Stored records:
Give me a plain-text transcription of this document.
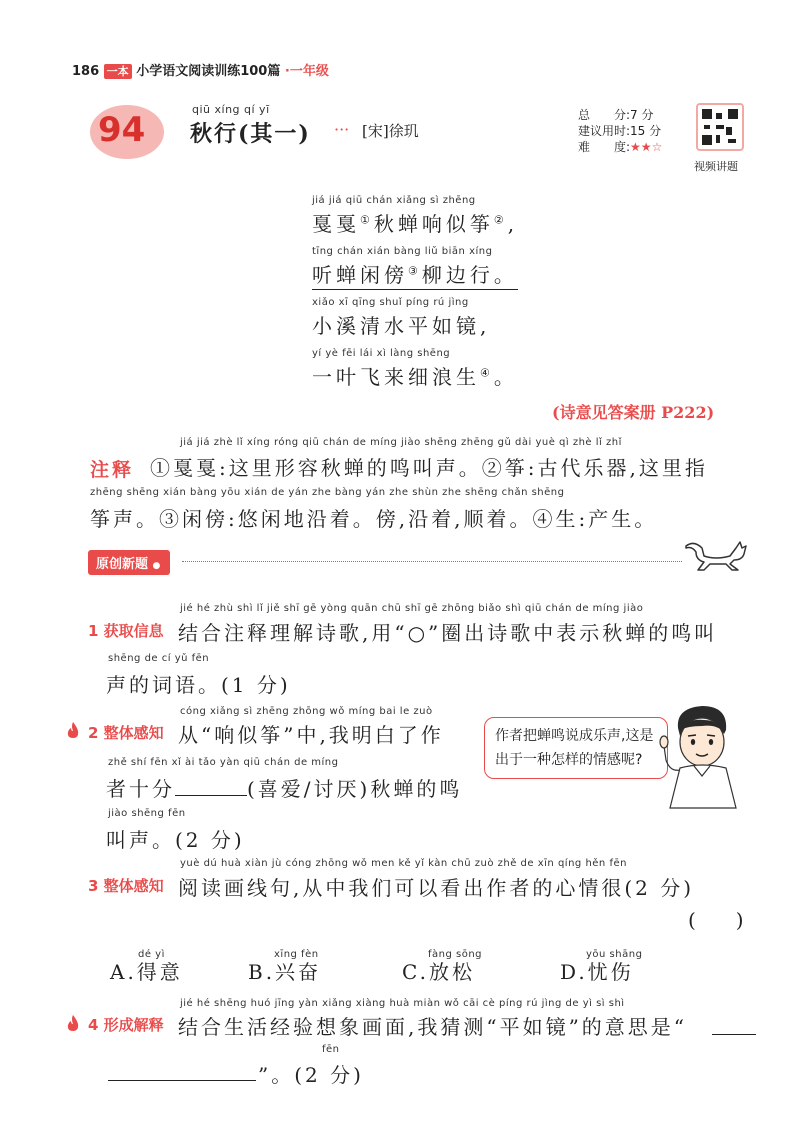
186 一本 小学语文阅读训练100篇 ·一年级
94
qiū xíng qí yī
秋行(其一) ··· [宋]徐玑
总　　分:7 分
建议用时:15 分
难　　度:★★☆
视频讲题
jiá jiá qiū chán xiǎng sì zhēng
戛戛①秋蝉响似筝②,
tīng chán xián bàng liǔ biān xíng
听蝉闲傍③柳边行。
xiǎo xī qīng shuǐ píng rú jìng
小溪清水平如镜,
yí yè fēi lái xì làng shēng
一叶飞来细浪生④。
(诗意见答案册 P222)
jiá jiá zhè lǐ xíng róng qiū chán de míng jiào shēng zhēng gǔ dài yuè qì zhè lǐ zhǐ
注释 ①戛戛:这里形容秋蝉的鸣叫声。②筝:古代乐器,这里指
zhēng shēng xián bàng yōu xián de yán zhe bàng yán zhe shùn zhe shēng chǎn shēng
筝声。③闲傍:悠闲地沿着。傍,沿着,顺着。④生:产生。
原创新题 ●
jié hé zhù shì lǐ jiě shī gē yòng quān chū shī gē zhōng biǎo shì qiū chán de míng jiào
1 获取信息 结合注释理解诗歌,用“○”圈出诗歌中表示秋蝉的鸣叫
shēng de cí yǔ fēn
声的词语。(1 分)
cóng xiǎng sì zhēng zhōng wǒ míng bai le zuò
2 整体感知 从“响似筝”中,我明白了作
zhě shí fēn xǐ ài tǎo yàn qiū chán de míng
者十分	(喜爱/讨厌)秋蝉的鸣
jiào shēng fēn
叫声。(2 分)
作者把蝉鸣说成乐声,这是出于一种怎样的情感呢?
yuè dú huà xiàn jù cóng zhōng wǒ men kě yǐ kàn chū zuò zhě de xīn qíng hěn fēn
3 整体感知 阅读画线句,从中我们可以看出作者的心情很(2 分)
(　　)
dé yì
A.得意
xīng fèn
B.兴奋
fàng sōng
C.放松
yōu shāng
D.忧伤
jié hé shēng huó jīng yàn xiǎng xiàng huà miàn wǒ cāi cè píng rú jìng de yì sì shì
4 形成解释 结合生活经验想象画面,我猜测“平如镜”的意思是“
fēn
”。(2 分)
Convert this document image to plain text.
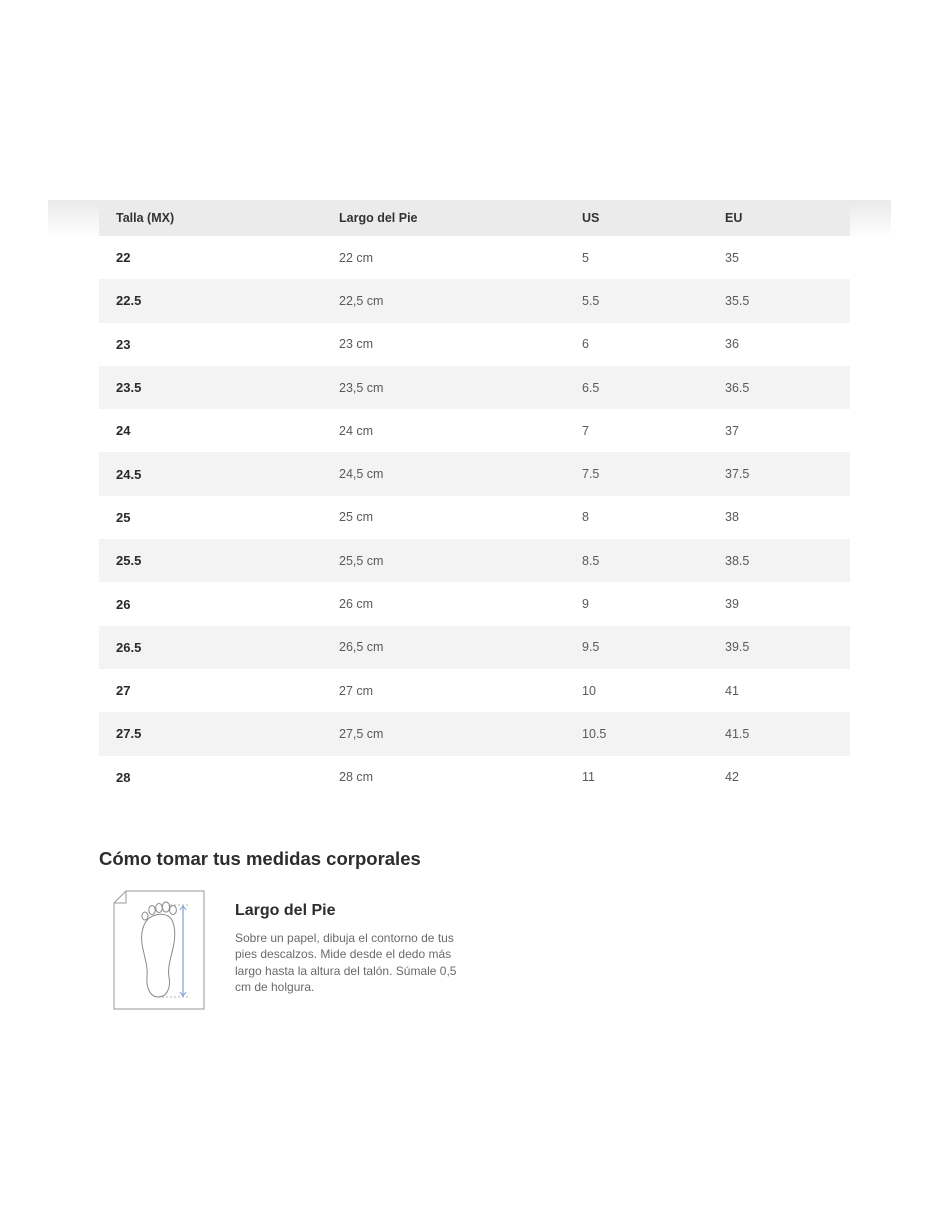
Talla (MX)	Largo del Pie	US	EU
22	22 cm	5	35
22.5	22,5 cm	5.5	35.5
23	23 cm	6	36
23.5	23,5 cm	6.5	36.5
24	24 cm	7	37
24.5	24,5 cm	7.5	37.5
25	25 cm	8	38
25.5	25,5 cm	8.5	38.5
26	26 cm	9	39
26.5	26,5 cm	9.5	39.5
27	27 cm	10	41
27.5	27,5 cm	10.5	41.5
28	28 cm	11	42
Cómo tomar tus medidas corporales
Largo del Pie

Sobre un papel, dibuja el contorno de tus pies descalzos. Mide desde el dedo más largo hasta la altura del talón. Súmale 0,5 cm de holgura.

### SET EXERCISE:
The data above should be repeated exactly, minus any pictures.

### SOLUTION BELOW:
Give me a plain-text transcription of this document.
186 一本 小学语文阅读训练100篇 ·一年级
94
qiū xíng qí yī
秋行(其一) ··· [宋]徐玑
总　　分:7 分
建议用时:15 分
难　　度:★★☆
视频讲题
jiá jiá qiū chán xiǎng sì zhēng
戛戛①秋蝉响似筝②,
tīng chán xián bàng liǔ biān xíng
听蝉闲傍③柳边行。
xiǎo xī qīng shuǐ píng rú jìng
小溪清水平如镜,
yí yè fēi lái xì làng shēng
一叶飞来细浪生④。
(诗意见答案册 P222)
jiá jiá zhè lǐ xíng róng qiū chán de míng jiào shēng zhēng gǔ dài yuè qì zhè lǐ zhǐ
注释 ①戛戛:这里形容秋蝉的鸣叫声。②筝:古代乐器,这里指
zhēng shēng xián bàng yōu xián de yán zhe bàng yán zhe shùn zhe shēng chǎn shēng
筝声。③闲傍:悠闲地沿着。傍,沿着,顺着。④生:产生。
原创新题 ●
jié hé zhù shì lǐ jiě shī gē yòng quān chū shī gē zhōng biǎo shì qiū chán de míng jiào
1 获取信息 结合注释理解诗歌,用“○”圈出诗歌中表示秋蝉的鸣叫
shēng de cí yǔ fēn
声的词语。(1 分)
cóng xiǎng sì zhēng zhōng wǒ míng bai le zuò
2 整体感知 从“响似筝”中,我明白了作
zhě shí fēn xǐ ài tǎo yàn qiū chán de míng
者十分	(喜爱/讨厌)秋蝉的鸣
jiào shēng fēn
叫声。(2 分)
作者把蝉鸣说成乐声,这是出于一种怎样的情感呢?
yuè dú huà xiàn jù cóng zhōng wǒ men kě yǐ kàn chū zuò zhě de xīn qíng hěn fēn
3 整体感知 阅读画线句,从中我们可以看出作者的心情很(2 分)
(　　)
dé yì
A.得意
xīng fèn
B.兴奋
fàng sōng
C.放松
yōu shāng
D.忧伤
jié hé shēng huó jīng yàn xiǎng xiàng huà miàn wǒ cāi cè píng rú jìng de yì sì shì
4 形成解释 结合生活经验想象画面,我猜测“平如镜”的意思是“
fēn
”。(2 分)
Convert this document image to plain text.
Talla (MX)	Largo del Pie	US	EU
22	22 cm	5	35
22.5	22,5 cm	5.5	35.5
23	23 cm	6	36
23.5	23,5 cm	6.5	36.5
24	24 cm	7	37
24.5	24,5 cm	7.5	37.5
25	25 cm	8	38
25.5	25,5 cm	8.5	38.5
26	26 cm	9	39
26.5	26,5 cm	9.5	39.5
27	27 cm	10	41
27.5	27,5 cm	10.5	41.5
28	28 cm	11	42
Cómo tomar tus medidas corporales
Largo del Pie

Sobre un papel, dibuja el contorno de tus pies descalzos. Mide desde el dedo más largo hasta la altura del talón. Súmale 0,5 cm de holgura.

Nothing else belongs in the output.